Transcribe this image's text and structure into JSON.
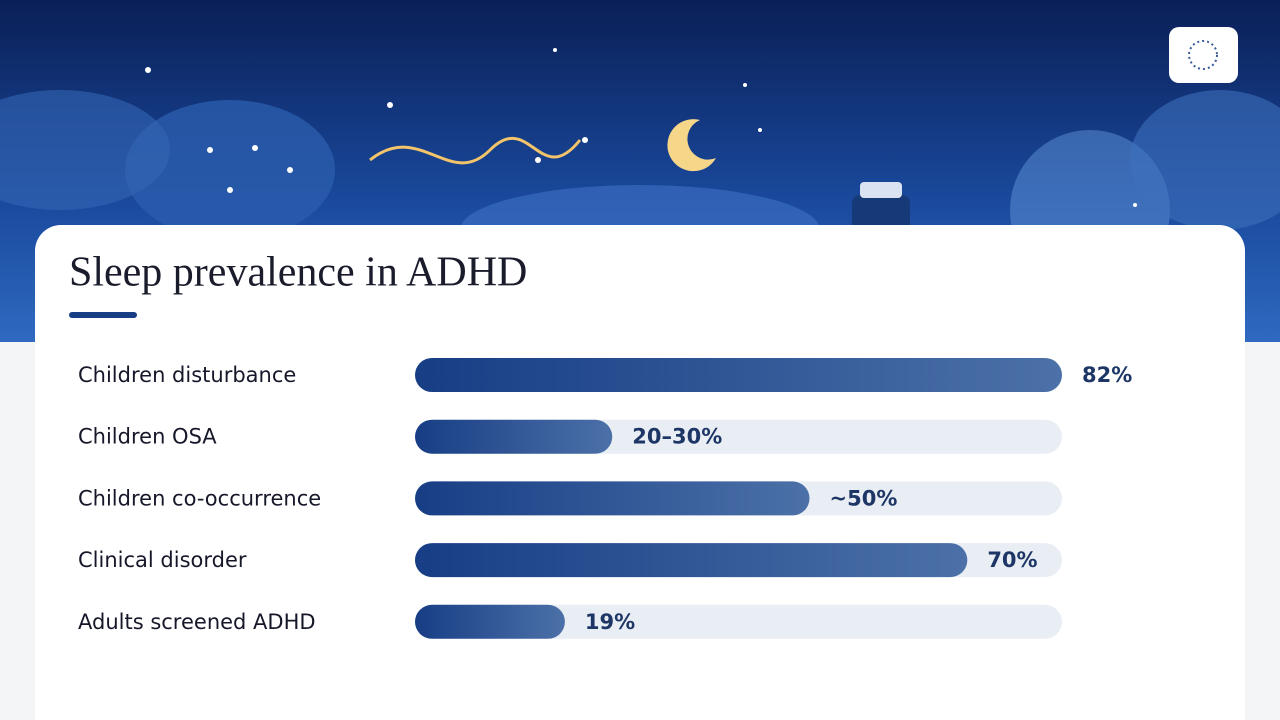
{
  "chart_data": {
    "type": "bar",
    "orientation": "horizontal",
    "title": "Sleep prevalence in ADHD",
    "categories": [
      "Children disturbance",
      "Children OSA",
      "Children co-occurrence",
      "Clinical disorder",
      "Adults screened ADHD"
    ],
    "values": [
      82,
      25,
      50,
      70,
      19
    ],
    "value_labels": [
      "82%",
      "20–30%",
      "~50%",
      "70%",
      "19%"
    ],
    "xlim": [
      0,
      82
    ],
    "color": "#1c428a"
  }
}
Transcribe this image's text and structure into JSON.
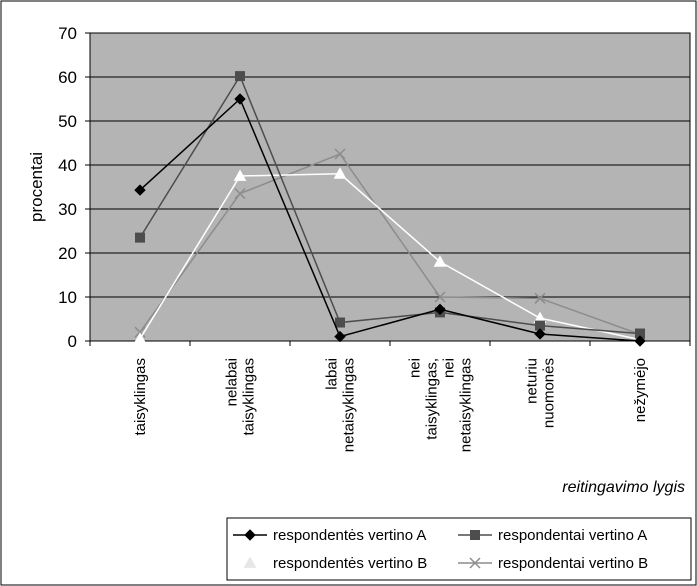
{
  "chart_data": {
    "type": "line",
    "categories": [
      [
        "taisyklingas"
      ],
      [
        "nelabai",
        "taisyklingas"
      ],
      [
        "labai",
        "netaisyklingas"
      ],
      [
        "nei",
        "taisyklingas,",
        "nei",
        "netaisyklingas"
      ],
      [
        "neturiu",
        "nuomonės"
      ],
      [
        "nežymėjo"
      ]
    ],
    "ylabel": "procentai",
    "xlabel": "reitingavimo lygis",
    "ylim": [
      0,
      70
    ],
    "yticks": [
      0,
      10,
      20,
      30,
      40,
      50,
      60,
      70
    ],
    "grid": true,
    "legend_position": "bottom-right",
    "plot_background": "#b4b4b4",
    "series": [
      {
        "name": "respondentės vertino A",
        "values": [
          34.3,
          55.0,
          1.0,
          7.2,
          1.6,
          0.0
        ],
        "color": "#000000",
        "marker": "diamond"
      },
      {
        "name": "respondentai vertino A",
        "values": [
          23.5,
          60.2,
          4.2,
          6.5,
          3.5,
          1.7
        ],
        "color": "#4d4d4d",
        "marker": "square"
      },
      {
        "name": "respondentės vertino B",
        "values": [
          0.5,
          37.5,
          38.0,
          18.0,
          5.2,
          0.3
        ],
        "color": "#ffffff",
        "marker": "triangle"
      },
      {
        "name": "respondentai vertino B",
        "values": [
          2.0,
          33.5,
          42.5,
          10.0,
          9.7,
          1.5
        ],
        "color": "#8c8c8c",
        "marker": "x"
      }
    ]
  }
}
_ _ _
• Requirement
Lines containing the word "Children" are to be counted in the listing; state their number alone.

• Exercise output
3